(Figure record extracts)
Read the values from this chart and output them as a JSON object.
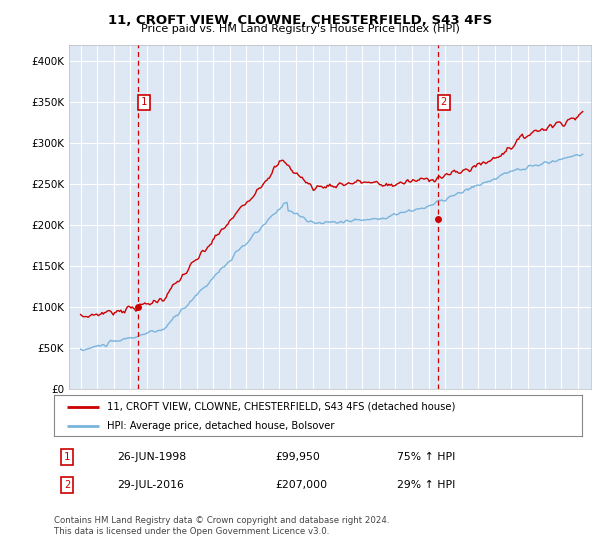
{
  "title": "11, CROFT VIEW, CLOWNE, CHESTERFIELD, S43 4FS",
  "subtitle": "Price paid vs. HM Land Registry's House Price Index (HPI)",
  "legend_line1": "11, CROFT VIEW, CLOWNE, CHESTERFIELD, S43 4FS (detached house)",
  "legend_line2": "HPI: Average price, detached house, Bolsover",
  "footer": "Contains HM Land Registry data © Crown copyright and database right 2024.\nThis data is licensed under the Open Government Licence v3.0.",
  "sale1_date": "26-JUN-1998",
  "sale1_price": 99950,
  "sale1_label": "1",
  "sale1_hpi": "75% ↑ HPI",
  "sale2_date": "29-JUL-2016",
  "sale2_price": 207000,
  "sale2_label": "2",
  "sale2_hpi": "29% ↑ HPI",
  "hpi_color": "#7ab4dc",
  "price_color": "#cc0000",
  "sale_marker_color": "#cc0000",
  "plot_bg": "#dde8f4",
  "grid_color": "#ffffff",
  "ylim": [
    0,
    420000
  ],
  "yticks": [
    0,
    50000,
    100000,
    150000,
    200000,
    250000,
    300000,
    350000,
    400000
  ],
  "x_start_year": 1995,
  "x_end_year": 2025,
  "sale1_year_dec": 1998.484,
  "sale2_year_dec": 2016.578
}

# YOUR INSTRUCTIONS
State the count of lines holding the string "CLOWNE" in the listing above, and nothing else.

# RESPONSE
2